Tasks to carry out -
[1] Translate this sentence from the blog post on going full time into Spanish: "I have six A/B tests currently ongoing, which I think is my personal record for simultaneous A/B tests."
[2] Write a continuation of the blog post on going full time, starting after its final sentence.

Excerpt to read -
Getting Ready For Going Full Time

I’m quitting my day job as of March 31st.  Today I was running out to lunch prior to a day packed with various uISV-centered activities and it struck me: crikey, this is really happening.  I’m exhilarated and that weird not-scared-not-settled feeling one gets when one has run out the door in a hurry and is absolutely positive they have left something behind despite having verified the presence of cellphone, wallet, and day job ID card.  (Oh, to no longer need the day job ID card.)

Let’s see, what is new and exciting:

Mini-sites: I met a new designer over the Internet who is helping me out with my stable of mini-sites, such as the (previously created) Easter bingo cards that I’m sure are going to be very popular over the next two weeks.

A/B tests: I have six A/B tests currently ongoing, which I think is my personal record for simultaneous A/B tests.

1) Landing page: Text heavy versus an image, a few sentences, and a signup button.

2) Shopping cart: A tweak of some microcopy (“Thank you for your interest in Bingo Card Creator!” -> “Get instant access to Bingo Card Creator!”)

3)  Shopping cart: Addition of microcopy (“You don’t need an account to pay with your credit card though Paypal.”)

4)  Online version dashboard: Addition of one-click access to top 10 word lists.  Seems to be a crashing failure at increasing task completion, incidentally.  I’ll be reverting this one in a moment.

5)  Guest signup: Presence/absence of guest signup seems to have no effect whatsoever on sales.  Good — I’m going to probably disable it, as they cost me support issues through the wazoo.

6)  Button redesign.  I found another talented designer recently, and decided to get a few dozen buttons drawn up to start testing versus my existing ones.

The old buttons:

The new buttons:

After seeing whether those new buttons are roughly comparable to the old ones or not, I had the designer make many, many variations on color and button texts.  As always, I’m testing my way to victory, one 3~5% lift at a time.

Next Application: I have more or less mentally committed myself to my next application, although I should probably give it some more thought.  Hint: it uses Twilio.  Stay tuned to the same blog time, same blog channel for when I have something to announce.

Substantive Blog Posts: I’m working on a few long-form posts about what it is/was like running a business in my side time and how to do that without losing your sanity.  If there are particular aspects of that you’d like to hear about, I’d love to hear them.  Folks keep telling me to focus on time management techniques, so I guess I’ll be covering that, but I think they’re a little dry.

No Responses to “Getting Ready For Going Full Time”

  1. nnc March 20, 2010 at 3:16 am #

    Congrats Patrick! Best of luck with your new full-time venture.

    Looking forward to your retrospective posts about doing Bingo Card Creator on the side.

    In the mean time, I think A/B test #3 would be better worded as “You don’t need a Paypal account to pay with your credit card.”. Current version makes it sound, to me at least, like you don’t need a BCC account to pay with CC through Paypal.

Element region listings

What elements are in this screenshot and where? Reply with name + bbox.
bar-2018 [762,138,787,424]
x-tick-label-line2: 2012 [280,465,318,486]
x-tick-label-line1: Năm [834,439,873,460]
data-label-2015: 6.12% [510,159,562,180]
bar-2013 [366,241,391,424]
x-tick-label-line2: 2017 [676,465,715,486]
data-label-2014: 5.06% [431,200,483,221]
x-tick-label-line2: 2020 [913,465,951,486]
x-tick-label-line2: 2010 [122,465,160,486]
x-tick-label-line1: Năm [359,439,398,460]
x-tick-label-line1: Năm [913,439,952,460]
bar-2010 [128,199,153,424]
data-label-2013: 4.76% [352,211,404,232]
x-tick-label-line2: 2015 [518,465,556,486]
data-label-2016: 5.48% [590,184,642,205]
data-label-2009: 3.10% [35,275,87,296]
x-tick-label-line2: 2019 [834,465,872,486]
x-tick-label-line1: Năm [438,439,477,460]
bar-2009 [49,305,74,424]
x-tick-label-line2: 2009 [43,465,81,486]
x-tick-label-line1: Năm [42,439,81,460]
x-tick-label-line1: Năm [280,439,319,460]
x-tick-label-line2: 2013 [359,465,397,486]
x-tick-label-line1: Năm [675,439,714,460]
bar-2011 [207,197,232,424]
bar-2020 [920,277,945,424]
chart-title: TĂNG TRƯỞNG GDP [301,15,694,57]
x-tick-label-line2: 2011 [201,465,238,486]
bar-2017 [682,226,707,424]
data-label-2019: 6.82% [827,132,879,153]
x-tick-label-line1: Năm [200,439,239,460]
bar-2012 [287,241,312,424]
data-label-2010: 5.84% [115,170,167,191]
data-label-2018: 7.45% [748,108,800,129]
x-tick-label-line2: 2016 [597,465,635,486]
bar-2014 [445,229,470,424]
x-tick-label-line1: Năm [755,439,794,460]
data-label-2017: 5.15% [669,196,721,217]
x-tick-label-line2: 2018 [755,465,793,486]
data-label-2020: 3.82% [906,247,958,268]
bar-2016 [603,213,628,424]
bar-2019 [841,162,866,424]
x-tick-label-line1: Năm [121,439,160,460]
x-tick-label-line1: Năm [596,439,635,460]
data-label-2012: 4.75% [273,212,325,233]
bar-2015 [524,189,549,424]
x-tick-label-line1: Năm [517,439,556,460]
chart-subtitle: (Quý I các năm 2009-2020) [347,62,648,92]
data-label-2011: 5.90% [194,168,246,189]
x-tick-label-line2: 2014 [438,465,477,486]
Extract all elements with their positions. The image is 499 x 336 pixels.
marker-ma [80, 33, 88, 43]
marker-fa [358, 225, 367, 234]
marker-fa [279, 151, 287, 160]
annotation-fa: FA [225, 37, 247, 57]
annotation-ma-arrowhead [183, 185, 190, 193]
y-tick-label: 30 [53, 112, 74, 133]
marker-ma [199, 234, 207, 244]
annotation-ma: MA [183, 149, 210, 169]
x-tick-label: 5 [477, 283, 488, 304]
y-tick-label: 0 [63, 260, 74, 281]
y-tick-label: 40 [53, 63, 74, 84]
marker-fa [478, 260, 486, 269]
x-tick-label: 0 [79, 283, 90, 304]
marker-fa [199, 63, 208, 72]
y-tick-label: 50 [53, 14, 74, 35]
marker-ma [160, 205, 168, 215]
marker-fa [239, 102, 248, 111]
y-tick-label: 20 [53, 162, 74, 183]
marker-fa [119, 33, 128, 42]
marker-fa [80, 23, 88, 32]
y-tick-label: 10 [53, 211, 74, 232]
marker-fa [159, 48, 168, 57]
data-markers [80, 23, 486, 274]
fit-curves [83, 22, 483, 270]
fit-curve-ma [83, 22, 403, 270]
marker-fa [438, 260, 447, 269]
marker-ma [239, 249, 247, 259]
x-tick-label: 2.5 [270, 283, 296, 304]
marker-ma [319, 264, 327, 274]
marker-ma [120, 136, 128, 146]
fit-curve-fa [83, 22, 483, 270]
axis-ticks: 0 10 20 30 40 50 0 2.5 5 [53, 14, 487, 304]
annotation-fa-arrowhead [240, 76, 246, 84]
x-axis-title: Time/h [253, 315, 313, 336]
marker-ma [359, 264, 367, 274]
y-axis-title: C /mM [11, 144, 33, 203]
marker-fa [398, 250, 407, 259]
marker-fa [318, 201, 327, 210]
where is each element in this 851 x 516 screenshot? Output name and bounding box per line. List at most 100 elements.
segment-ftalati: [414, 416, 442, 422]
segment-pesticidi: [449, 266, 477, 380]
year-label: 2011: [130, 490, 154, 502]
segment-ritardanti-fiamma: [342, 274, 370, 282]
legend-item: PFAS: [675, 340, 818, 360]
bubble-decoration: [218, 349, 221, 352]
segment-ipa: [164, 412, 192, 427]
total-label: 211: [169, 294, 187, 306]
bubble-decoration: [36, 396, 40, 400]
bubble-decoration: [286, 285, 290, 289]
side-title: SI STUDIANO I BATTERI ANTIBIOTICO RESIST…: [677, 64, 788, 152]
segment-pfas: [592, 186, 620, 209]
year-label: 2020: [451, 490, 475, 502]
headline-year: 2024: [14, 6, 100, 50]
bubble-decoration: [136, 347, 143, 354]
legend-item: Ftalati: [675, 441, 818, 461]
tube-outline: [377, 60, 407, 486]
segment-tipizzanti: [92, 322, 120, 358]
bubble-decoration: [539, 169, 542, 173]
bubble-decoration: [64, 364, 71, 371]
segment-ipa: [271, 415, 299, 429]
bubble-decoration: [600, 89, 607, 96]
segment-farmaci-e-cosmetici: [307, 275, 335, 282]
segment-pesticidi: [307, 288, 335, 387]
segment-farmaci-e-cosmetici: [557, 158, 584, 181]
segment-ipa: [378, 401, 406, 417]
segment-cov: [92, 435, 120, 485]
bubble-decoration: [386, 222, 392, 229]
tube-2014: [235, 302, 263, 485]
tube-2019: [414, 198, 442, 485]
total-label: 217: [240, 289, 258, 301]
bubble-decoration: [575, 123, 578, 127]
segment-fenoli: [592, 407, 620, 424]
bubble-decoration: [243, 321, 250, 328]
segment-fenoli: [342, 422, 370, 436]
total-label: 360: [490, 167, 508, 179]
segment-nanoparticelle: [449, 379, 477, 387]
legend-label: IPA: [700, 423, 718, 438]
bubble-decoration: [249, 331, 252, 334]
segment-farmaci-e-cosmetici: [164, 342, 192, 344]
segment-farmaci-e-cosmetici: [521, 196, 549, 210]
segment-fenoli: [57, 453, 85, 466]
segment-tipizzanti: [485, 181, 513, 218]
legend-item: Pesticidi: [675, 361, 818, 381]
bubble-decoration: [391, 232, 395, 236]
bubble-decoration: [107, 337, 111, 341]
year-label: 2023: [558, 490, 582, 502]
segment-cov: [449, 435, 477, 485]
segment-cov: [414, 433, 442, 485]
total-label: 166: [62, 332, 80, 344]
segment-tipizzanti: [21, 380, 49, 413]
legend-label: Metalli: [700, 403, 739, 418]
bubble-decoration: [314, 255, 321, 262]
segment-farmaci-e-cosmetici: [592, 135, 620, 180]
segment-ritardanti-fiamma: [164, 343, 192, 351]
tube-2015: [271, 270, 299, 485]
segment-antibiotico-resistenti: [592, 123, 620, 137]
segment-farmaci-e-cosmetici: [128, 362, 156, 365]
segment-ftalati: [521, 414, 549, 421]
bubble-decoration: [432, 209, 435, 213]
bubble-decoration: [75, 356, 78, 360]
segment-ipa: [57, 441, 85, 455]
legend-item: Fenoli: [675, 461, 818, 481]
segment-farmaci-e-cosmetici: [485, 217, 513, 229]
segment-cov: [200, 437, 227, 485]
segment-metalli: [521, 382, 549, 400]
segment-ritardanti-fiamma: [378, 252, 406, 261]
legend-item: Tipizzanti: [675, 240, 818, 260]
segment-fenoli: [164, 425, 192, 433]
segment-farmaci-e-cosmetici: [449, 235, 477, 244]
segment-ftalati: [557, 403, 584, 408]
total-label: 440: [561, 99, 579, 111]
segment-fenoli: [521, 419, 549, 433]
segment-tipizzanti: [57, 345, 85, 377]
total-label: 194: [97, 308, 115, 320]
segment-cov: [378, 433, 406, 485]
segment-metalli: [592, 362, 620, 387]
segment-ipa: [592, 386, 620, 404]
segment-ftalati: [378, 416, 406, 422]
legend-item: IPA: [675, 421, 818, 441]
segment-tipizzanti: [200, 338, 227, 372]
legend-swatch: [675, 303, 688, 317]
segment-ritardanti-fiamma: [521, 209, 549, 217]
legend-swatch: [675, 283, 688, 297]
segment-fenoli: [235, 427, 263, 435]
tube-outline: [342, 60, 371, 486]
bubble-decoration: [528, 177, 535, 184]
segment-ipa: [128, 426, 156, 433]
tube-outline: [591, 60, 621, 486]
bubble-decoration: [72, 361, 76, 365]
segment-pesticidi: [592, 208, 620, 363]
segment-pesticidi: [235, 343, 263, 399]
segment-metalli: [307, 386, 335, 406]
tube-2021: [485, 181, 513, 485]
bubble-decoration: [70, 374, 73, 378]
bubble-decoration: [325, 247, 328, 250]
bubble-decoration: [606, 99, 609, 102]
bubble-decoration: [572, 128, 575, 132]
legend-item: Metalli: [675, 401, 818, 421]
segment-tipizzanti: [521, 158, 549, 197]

Results of the exercise -
[1] Tengo seis pruebas A/B en curso actualmente, lo que creo que es mi récord personal de pruebas A/B simultáneas.

[2]
  2. Steve Moyer March 21, 2010 at 3:49 am #

    Patrick:

    March 31st is also my last day at the big corporate job. After nine years of being dismayed at how little we get done, I’m going back to the start-up life. If you simply define the term uISV by the number of employees then I guess the new business fits, but it couldn’t be more different from yours. B2B sales of large systems in a tough industry where our collective 60+ years of contacts and domain expertise are the only reason this could possibly work.

    But enough about me … first I want to offer a big congratulations! I’ve been very impressed with how you’ve used processes to multiply your time. A man after my own “E-Myth” heart! Having built several multi-million dollar start-ups, I can tell you that you would make a great CEO of a small company. The needs are the same – only the scale changes (though many people don’t recognize this, go get funding, try to do something that’s too big for them and fail).

    So, in an effort to celebrate your upcoming milestone and as a big thank you for the work you’ve put into this blog and the other successes you’ve inspired, I’d like to offer you a present. There is truth to the adage that it’s easier to sell a second product to an existing customer than it is to acquire a new one. And you’ve got a huge set of word lists and a base of customers in the education market. So I’d like to offer you a block of code that packs those word lists into a word search using the smallest block of letters possible. It’s in Python, so converting it to Ruby should be trivial. The only missing part is the creation of an answer key.

    E-mail me if you’re interested and once again … a big congratulations!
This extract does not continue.